Your instructions: Set down the full listing exactly as given. Any pictures are to be left out.

Exercise materials:
┌──

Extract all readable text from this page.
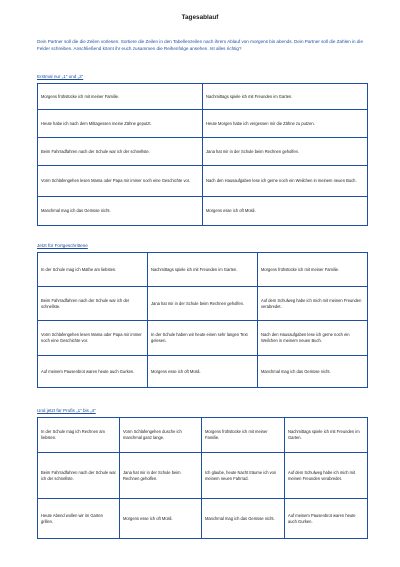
Tagesablauf
Dein Partner soll die die Zeilen vorlesen. Sortiere die Zeilen in den Tabellenzeilen nach ihrem Ablauf von morgens bis abends. Dein Partner soll die Zahlen in die Felder schreiben. Anschließend könnt ihr euch zusammen die Reihenfolge ansehen. Ist alles richtig?
Erstmal nur „1“ und „2“
Morgens frühstücke ich mit meiner Familie.	Nachmittags spiele ich mit Freunden im Garten.
Heute habe ich nach dem Mittagessen meine Zähne geputzt.	Heute Morgen habe ich vergessen mir die Zähne zu putzen.
Beim Fahrradfahren nach der Schule war ich der schnellste.	Jana hat mir in der Schule beim Rechnen geholfen.
Vorm Schlafengehen lesen Mama oder Papa mir immer noch eine Geschichte vor.	Nach den Hausaufgaben lese ich gerne noch ein Weilchen in meinem neuen Buch.
Manchmal mag ich das Gemüse nicht.	Morgens esse ich oft Müsli.
Jetzt für Fortgeschrittene
In der Schule mag ich Mathe am liebsten.	Nachmittags spiele ich mit Freunden im Garten.	Morgens frühstücke ich mit meiner Familie.
Beim Fahrradfahren nach der Schule war ich der schnellste.	Jana hat mir in der Schule beim Rechnen geholfen.	Auf dem Schulweg habe ich mich mit meinen Freunden verabredet.
Vorm Schlafengehen lesen Mama oder Papa mir immer noch eine Geschichte vor.	In der Schule haben wir heute einen sehr langen Text gelesen.	Nach den Hausaufgaben lese ich gerne noch ein Weilchen in meinem neuen Buch.
Auf meinem Pausenbrot waren heute auch Gurken.	Morgens esse ich oft Müsli.	Manchmal mag ich das Gemüse nicht.
Und jetzt für Profis „1“ bis „4“
In der Schule mag ich Rechnen am liebsten.	Vorm Schlafengehen dusche ich manchmal ganz lange.	Morgens frühstücke ich mit meiner Familie.	Nachmittags spiele ich mit Freunden im Garten.
Beim Fahrradfahren nach der Schule war ich der schnellste.	Jana hat mir in der Schule beim Rechnen geholfen.	Ich glaube, heute Nacht träume ich von meinem neuen Fahrrad.	Auf dem Schulweg habe ich mich mit meinen Freunden verabredet.
Heute Abend wollen wir im Garten grillen.	Morgens esse ich oft Müsli.	Manchmal mag ich das Gemüse nicht.	Auf meinem Pausenbrot waren heute auch Gurken.
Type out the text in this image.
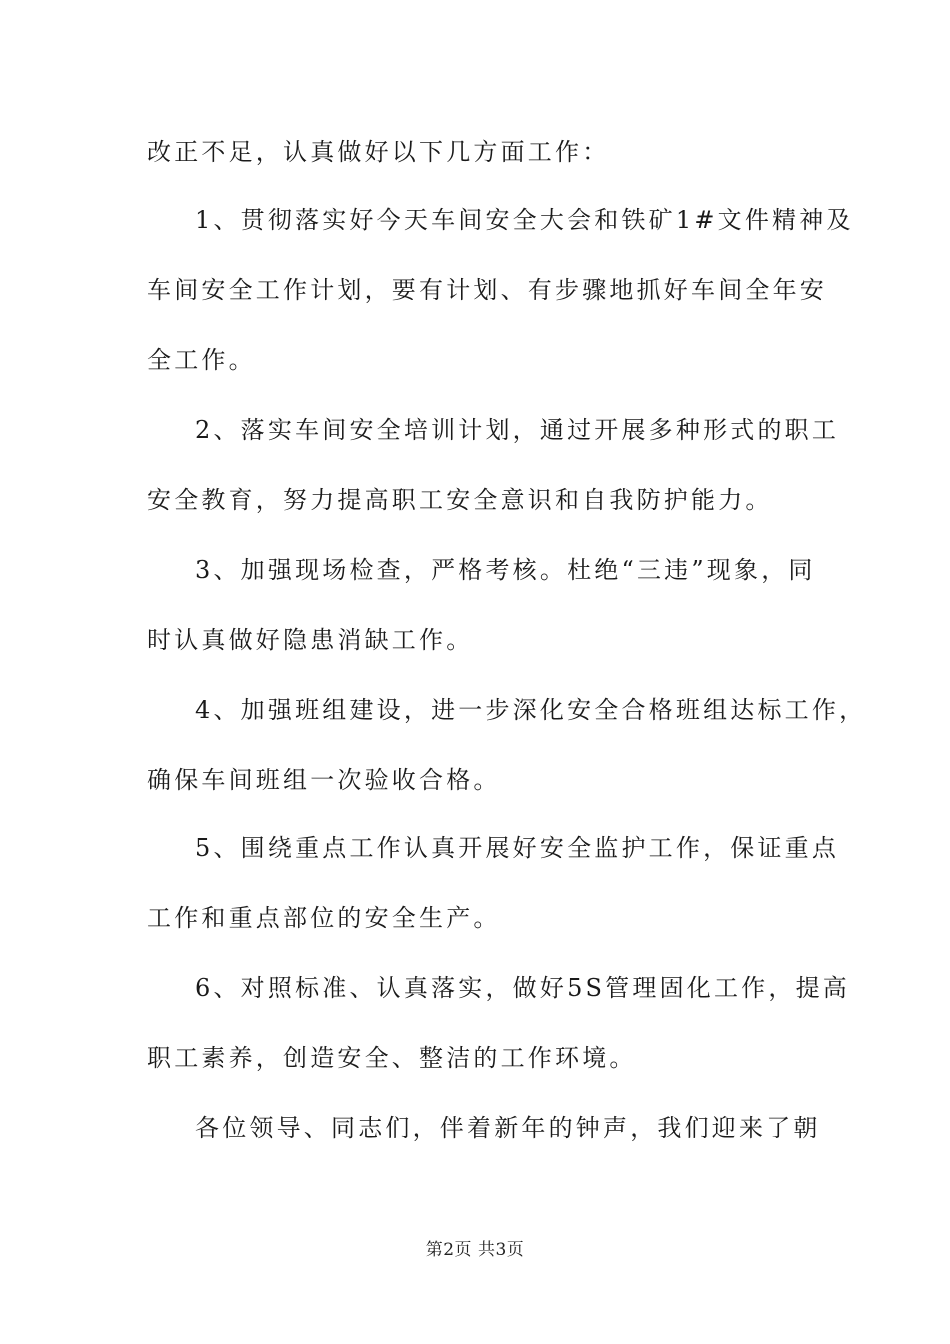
改正不足，认真做好以下几方面工作：
1、贯彻落实好今天车间安全大会和铁矿1#文件精神及
车间安全工作计划，要有计划、有步骤地抓好车间全年安
全工作。
2、落实车间安全培训计划，通过开展多种形式的职工
安全教育，努力提高职工安全意识和自我防护能力。
3、加强现场检查，严格考核。杜绝“三违”现象，同
时认真做好隐患消缺工作。
4、加强班组建设，进一步深化安全合格班组达标工作，
确保车间班组一次验收合格。
5、围绕重点工作认真开展好安全监护工作，保证重点
工作和重点部位的安全生产。
6、对照标准、认真落实，做好5S管理固化工作，提高
职工素养，创造安全、整洁的工作环境。
各位领导、同志们，伴着新年的钟声，我们迎来了朝
第2页 共3页
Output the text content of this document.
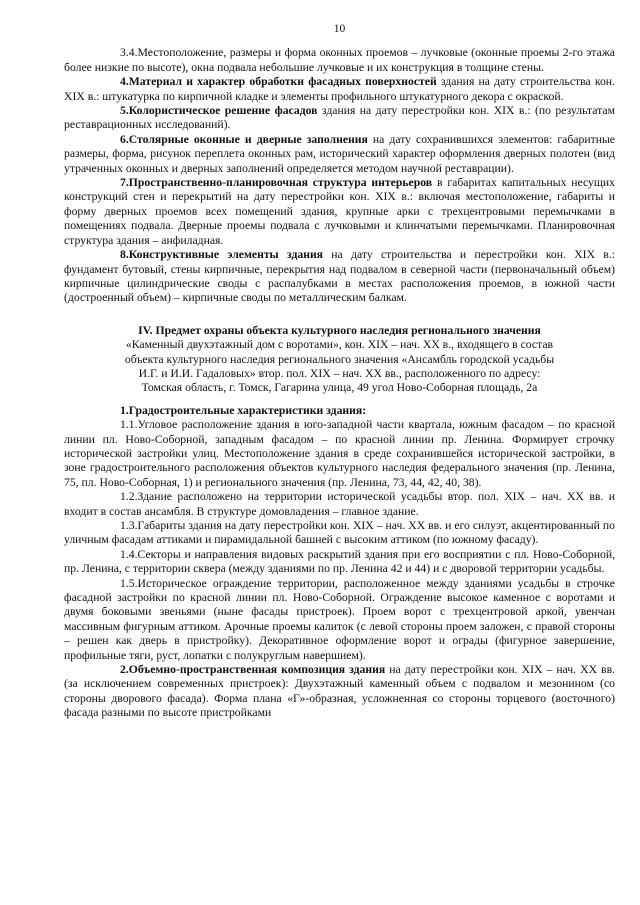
10

3.4.Местоположение, размеры и форма оконных проемов – лучковые (оконные проемы 2-го этажа более низкие по высоте), окна подвала небольшие лучковые и их конструкция в толщине стены.

4.Материал и характер обработки фасадных поверхностей здания на дату строительства кон. XIX в.: штукатурка по кирпичной кладке и элементы профильного штукатурного декора с окраской.

5.Колористическое решение фасадов здания на дату перестройки кон. XIX в.: (по результатам реставрационных исследований).

6.Столярные оконные и дверные заполнения на дату сохранившихся элементов: габаритные размеры, форма, рисунок переплета оконных рам, исторический характер оформления дверных полотен (вид утраченных оконных и дверных заполнений определяется методом научной реставрации).

7.Пространственно-планировочная структура интерьеров в габаритах капитальных несущих конструкций стен и перекрытий на дату перестройки кон. XIX в.: включая местоположение, габариты и форму дверных проемов всех помещений здания, крупные арки с трехцентровыми перемычками в помещениях подвала. Дверные проемы подвала с лучковыми и клинчатыми перемычками. Планировочная структура здания – анфиладная.

8.Конструктивные элементы здания на дату строительства и перестройки кон. XIX в.: фундамент бутовый, стены кирпичные, перекрытия над подвалом в северной части (первоначальный объем) кирпичные цилиндрические своды с распалубками в местах расположения проемов, в южной части (достроенный объем) – кирпичные своды по металлическим балкам.

IV. Предмет охраны объекта культурного наследия регионального значения
«Каменный двухэтажный дом с воротами», кон. XIX – нач. XX в., входящего в состав
объекта культурного наследия регионального значения «Ансамбль городской усадьбы
И.Г. и И.И. Гадаловых» втор. пол. XIX – нач. XX вв., расположенного по адресу:
Томская область, г. Томск, Гагарина улица, 49 угол Ново-Соборная площадь, 2а

1.Градостроительные характеристики здания:

1.1.Угловое расположение здания в юго-западной части квартала, южным фасадом – по красной линии пл. Ново-Соборной, западным фасадом – по красной линии пр. Ленина. Формирует строчку исторической застройки улиц. Местоположение здания в среде сохранившейся исторической застройки, в зоне градостроительного расположения объектов культурного наследия федерального значения (пр. Ленина, 75, пл. Ново-Соборная, 1) и регионального значения (пр. Ленина, 73, 44, 42, 40, 38).

1.2.Здание расположено на территории исторической усадьбы втор. пол. XIX – нач. XX вв. и входит в состав ансамбля. В структуре домовладения – главное здание.

1.3.Габариты здания на дату перестройки кон. XIX – нач. XX вв. и его силуэт, акцентированный по уличным фасадам аттиками и пирамидальной башней с высоким аттиком (по южному фасаду).

1.4.Секторы и направления видовых раскрытий здания при его восприятии с пл. Ново-Соборной, пр. Ленина, с территории сквера (между зданиями по пр. Ленина 42 и 44) и с дворовой территории усадьбы.

1.5.Историческое ограждение территории, расположенное между зданиями усадьбы в строчке фасадной застройки по красной линии пл. Ново-Соборной. Ограждение высокое каменное с воротами и двумя боковыми звеньями (ныне фасады пристроек). Проем ворот с трехцентровой аркой, увенчан массивным фигурным аттиком. Арочные проемы калиток (с левой стороны проем заложен, с правой стороны – решен как дверь в пристройку). Декоративное оформление ворот и ограды (фигурное завершение, профильные тяги, руст, лопатки с полукруглым навершием).

2.Объемно-пространственная композиция здания на дату перестройки кон. XIX – нач. XX вв. (за исключением современных пристроек): Двухэтажный каменный объем с подвалом и мезонином (со стороны дворового фасада). Форма плана «Г»-образная, усложненная со стороны торцевого (восточного) фасада разными по высоте пристройками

└──

Response for this exercise:
Extract all readable text from this page.
Tagesablauf
Dein Partner soll die die Zeilen vorlesen. Sortiere die Zeilen in den Tabellenzeilen nach ihrem Ablauf von morgens bis abends. Dein Partner soll die Zahlen in die Felder schreiben. Anschließend könnt ihr euch zusammen die Reihenfolge ansehen. Ist alles richtig?
Erstmal nur „1“ und „2“
Morgens frühstücke ich mit meiner Familie.	Nachmittags spiele ich mit Freunden im Garten.
Heute habe ich nach dem Mittagessen meine Zähne geputzt.	Heute Morgen habe ich vergessen mir die Zähne zu putzen.
Beim Fahrradfahren nach der Schule war ich der schnellste.	Jana hat mir in der Schule beim Rechnen geholfen.
Vorm Schlafengehen lesen Mama oder Papa mir immer noch eine Geschichte vor.	Nach den Hausaufgaben lese ich gerne noch ein Weilchen in meinem neuen Buch.
Manchmal mag ich das Gemüse nicht.	Morgens esse ich oft Müsli.
Jetzt für Fortgeschrittene
In der Schule mag ich Mathe am liebsten.	Nachmittags spiele ich mit Freunden im Garten.	Morgens frühstücke ich mit meiner Familie.
Beim Fahrradfahren nach der Schule war ich der schnellste.	Jana hat mir in der Schule beim Rechnen geholfen.	Auf dem Schulweg habe ich mich mit meinen Freunden verabredet.
Vorm Schlafengehen lesen Mama oder Papa mir immer noch eine Geschichte vor.	In der Schule haben wir heute einen sehr langen Text gelesen.	Nach den Hausaufgaben lese ich gerne noch ein Weilchen in meinem neuen Buch.
Auf meinem Pausenbrot waren heute auch Gurken.	Morgens esse ich oft Müsli.	Manchmal mag ich das Gemüse nicht.
Und jetzt für Profis „1“ bis „4“
In der Schule mag ich Rechnen am liebsten.	Vorm Schlafengehen dusche ich manchmal ganz lange.	Morgens frühstücke ich mit meiner Familie.	Nachmittags spiele ich mit Freunden im Garten.
Beim Fahrradfahren nach der Schule war ich der schnellste.	Jana hat mir in der Schule beim Rechnen geholfen.	Ich glaube, heute Nacht träume ich von meinem neuen Fahrrad.	Auf dem Schulweg habe ich mich mit meinen Freunden verabredet.
Heute Abend wollen wir im Garten grillen.	Morgens esse ich oft Müsli.	Manchmal mag ich das Gemüse nicht.	Auf meinem Pausenbrot waren heute auch Gurken.
Type out the text in this image.
改正不足，认真做好以下几方面工作：
1、贯彻落实好今天车间安全大会和铁矿1#文件精神及
车间安全工作计划，要有计划、有步骤地抓好车间全年安
全工作。
2、落实车间安全培训计划，通过开展多种形式的职工
安全教育，努力提高职工安全意识和自我防护能力。
3、加强现场检查，严格考核。杜绝“三违”现象，同
时认真做好隐患消缺工作。
4、加强班组建设，进一步深化安全合格班组达标工作，
确保车间班组一次验收合格。
5、围绕重点工作认真开展好安全监护工作，保证重点
工作和重点部位的安全生产。
6、对照标准、认真落实，做好5S管理固化工作，提高
职工素养，创造安全、整洁的工作环境。
各位领导、同志们，伴着新年的钟声，我们迎来了朝
第2页 共3页
Output the text content of this document.
10

3.4.Местоположение, размеры и форма оконных проемов – лучковые (оконные проемы 2-го этажа более низкие по высоте), окна подвала небольшие лучковые и их конструкция в толщине стены.

4.Материал и характер обработки фасадных поверхностей здания на дату строительства кон. XIX в.: штукатурка по кирпичной кладке и элементы профильного штукатурного декора с окраской.

5.Колористическое решение фасадов здания на дату перестройки кон. XIX в.: (по результатам реставрационных исследований).

6.Столярные оконные и дверные заполнения на дату сохранившихся элементов: габаритные размеры, форма, рисунок переплета оконных рам, исторический характер оформления дверных полотен (вид утраченных оконных и дверных заполнений определяется методом научной реставрации).

7.Пространственно-планировочная структура интерьеров в габаритах капитальных несущих конструкций стен и перекрытий на дату перестройки кон. XIX в.: включая местоположение, габариты и форму дверных проемов всех помещений здания, крупные арки с трехцентровыми перемычками в помещениях подвала. Дверные проемы подвала с лучковыми и клинчатыми перемычками. Планировочная структура здания – анфиладная.

8.Конструктивные элементы здания на дату строительства и перестройки кон. XIX в.: фундамент бутовый, стены кирпичные, перекрытия над подвалом в северной части (первоначальный объем) кирпичные цилиндрические своды с распалубками в местах расположения проемов, в южной части (достроенный объем) – кирпичные своды по металлическим балкам.

IV. Предмет охраны объекта культурного наследия регионального значения
«Каменный двухэтажный дом с воротами», кон. XIX – нач. XX в., входящего в состав
объекта культурного наследия регионального значения «Ансамбль городской усадьбы
И.Г. и И.И. Гадаловых» втор. пол. XIX – нач. XX вв., расположенного по адресу:
Томская область, г. Томск, Гагарина улица, 49 угол Ново-Соборная площадь, 2а

1.Градостроительные характеристики здания:

1.1.Угловое расположение здания в юго-западной части квартала, южным фасадом – по красной линии пл. Ново-Соборной, западным фасадом – по красной линии пр. Ленина. Формирует строчку исторической застройки улиц. Местоположение здания в среде сохранившейся исторической застройки, в зоне градостроительного расположения объектов культурного наследия федерального значения (пр. Ленина, 75, пл. Ново-Соборная, 1) и регионального значения (пр. Ленина, 73, 44, 42, 40, 38).

1.2.Здание расположено на территории исторической усадьбы втор. пол. XIX – нач. XX вв. и входит в состав ансамбля. В структуре домовладения – главное здание.

1.3.Габариты здания на дату перестройки кон. XIX – нач. XX вв. и его силуэт, акцентированный по уличным фасадам аттиками и пирамидальной башней с высоким аттиком (по южному фасаду).

1.4.Секторы и направления видовых раскрытий здания при его восприятии с пл. Ново-Соборной, пр. Ленина, с территории сквера (между зданиями по пр. Ленина 42 и 44) и с дворовой территории усадьбы.

1.5.Историческое ограждение территории, расположенное между зданиями усадьбы в строчке фасадной застройки по красной линии пл. Ново-Соборной. Ограждение высокое каменное с воротами и двумя боковыми звеньями (ныне фасады пристроек). Проем ворот с трехцентровой аркой, увенчан массивным фигурным аттиком. Арочные проемы калиток (с левой стороны проем заложен, с правой стороны – решен как дверь в пристройку). Декоративное оформление ворот и ограды (фигурное завершение, профильные тяги, руст, лопатки с полукруглым навершием).

2.Объемно-пространственная композиция здания на дату перестройки кон. XIX – нач. XX вв. (за исключением современных пристроек): Двухэтажный каменный объем с подвалом и мезонином (со стороны дворового фасада). Форма плана «Г»-образная, усложненная со стороны торцевого (восточного) фасада разными по высоте пристройками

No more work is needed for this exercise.